[A block of data]
((
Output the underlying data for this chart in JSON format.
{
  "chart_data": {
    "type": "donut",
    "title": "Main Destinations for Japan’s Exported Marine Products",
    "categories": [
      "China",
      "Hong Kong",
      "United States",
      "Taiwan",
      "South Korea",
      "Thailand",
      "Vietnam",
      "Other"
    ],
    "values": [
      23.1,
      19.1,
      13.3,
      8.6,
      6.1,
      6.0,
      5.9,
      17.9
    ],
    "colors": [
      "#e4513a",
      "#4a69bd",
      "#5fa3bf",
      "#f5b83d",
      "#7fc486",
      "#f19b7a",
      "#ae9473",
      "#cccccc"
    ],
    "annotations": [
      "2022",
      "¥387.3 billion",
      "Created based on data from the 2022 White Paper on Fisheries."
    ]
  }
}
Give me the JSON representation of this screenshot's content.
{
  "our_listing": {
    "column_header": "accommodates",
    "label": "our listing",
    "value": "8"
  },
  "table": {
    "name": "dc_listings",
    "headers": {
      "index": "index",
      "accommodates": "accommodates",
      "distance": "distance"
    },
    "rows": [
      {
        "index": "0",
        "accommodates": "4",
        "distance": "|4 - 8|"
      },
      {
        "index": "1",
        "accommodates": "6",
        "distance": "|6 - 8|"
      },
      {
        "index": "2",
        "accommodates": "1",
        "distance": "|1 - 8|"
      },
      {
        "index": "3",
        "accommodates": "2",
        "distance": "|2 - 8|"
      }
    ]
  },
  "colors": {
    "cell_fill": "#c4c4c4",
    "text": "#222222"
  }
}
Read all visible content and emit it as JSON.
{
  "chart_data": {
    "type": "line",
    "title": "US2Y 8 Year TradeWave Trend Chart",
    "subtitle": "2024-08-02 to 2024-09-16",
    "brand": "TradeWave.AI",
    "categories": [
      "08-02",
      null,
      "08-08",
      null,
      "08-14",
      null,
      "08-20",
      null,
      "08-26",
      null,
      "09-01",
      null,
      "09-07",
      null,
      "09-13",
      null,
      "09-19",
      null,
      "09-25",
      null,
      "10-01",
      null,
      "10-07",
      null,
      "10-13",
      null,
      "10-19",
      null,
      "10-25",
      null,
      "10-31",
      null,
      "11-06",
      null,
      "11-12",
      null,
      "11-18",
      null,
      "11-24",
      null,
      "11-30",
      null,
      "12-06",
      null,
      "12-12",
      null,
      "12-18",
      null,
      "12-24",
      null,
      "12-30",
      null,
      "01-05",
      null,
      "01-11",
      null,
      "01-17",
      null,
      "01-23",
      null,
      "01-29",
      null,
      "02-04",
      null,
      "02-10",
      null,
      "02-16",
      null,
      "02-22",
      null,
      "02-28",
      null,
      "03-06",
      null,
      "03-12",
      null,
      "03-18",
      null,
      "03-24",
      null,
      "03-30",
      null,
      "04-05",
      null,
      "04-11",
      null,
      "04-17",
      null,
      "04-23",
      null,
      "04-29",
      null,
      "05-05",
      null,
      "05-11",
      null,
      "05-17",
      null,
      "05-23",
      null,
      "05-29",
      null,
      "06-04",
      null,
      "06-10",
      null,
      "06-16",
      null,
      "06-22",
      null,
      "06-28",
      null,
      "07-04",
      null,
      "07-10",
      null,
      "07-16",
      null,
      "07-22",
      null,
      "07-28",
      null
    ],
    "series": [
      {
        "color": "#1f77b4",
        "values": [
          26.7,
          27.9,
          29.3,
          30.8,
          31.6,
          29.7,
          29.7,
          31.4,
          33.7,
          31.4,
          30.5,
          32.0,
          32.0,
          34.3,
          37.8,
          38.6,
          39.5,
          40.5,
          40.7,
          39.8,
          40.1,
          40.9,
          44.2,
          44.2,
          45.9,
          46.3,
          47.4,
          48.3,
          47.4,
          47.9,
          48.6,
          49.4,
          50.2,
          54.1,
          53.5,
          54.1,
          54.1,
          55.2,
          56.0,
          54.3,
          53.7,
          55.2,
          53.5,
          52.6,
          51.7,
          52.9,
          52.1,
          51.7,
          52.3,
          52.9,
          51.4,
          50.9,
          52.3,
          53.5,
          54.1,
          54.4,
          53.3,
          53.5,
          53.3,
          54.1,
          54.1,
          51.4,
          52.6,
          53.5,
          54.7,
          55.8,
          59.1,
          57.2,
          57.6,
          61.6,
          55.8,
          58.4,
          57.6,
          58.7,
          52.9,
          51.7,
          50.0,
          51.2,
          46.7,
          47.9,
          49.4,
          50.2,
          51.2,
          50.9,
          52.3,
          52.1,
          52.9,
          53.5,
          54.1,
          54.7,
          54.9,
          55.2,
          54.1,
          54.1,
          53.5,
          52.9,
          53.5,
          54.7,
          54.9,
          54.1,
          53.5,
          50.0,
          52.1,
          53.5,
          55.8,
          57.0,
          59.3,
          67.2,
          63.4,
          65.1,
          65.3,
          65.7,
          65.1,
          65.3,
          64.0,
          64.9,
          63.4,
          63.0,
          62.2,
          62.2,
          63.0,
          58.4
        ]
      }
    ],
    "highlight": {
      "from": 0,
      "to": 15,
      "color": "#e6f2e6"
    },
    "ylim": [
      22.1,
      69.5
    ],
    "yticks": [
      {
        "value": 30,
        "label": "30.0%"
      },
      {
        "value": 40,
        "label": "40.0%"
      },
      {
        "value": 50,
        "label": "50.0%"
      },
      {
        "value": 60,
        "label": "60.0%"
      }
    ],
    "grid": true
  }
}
))
→ **Task brief**
Where a line of the entries contains the word "JSON", copy that line.

→ **Solved exercise**
Output the underlying data for this chart in JSON format.
Give me the JSON representation of this screenshot's content.
Read all visible content and emit it as JSON.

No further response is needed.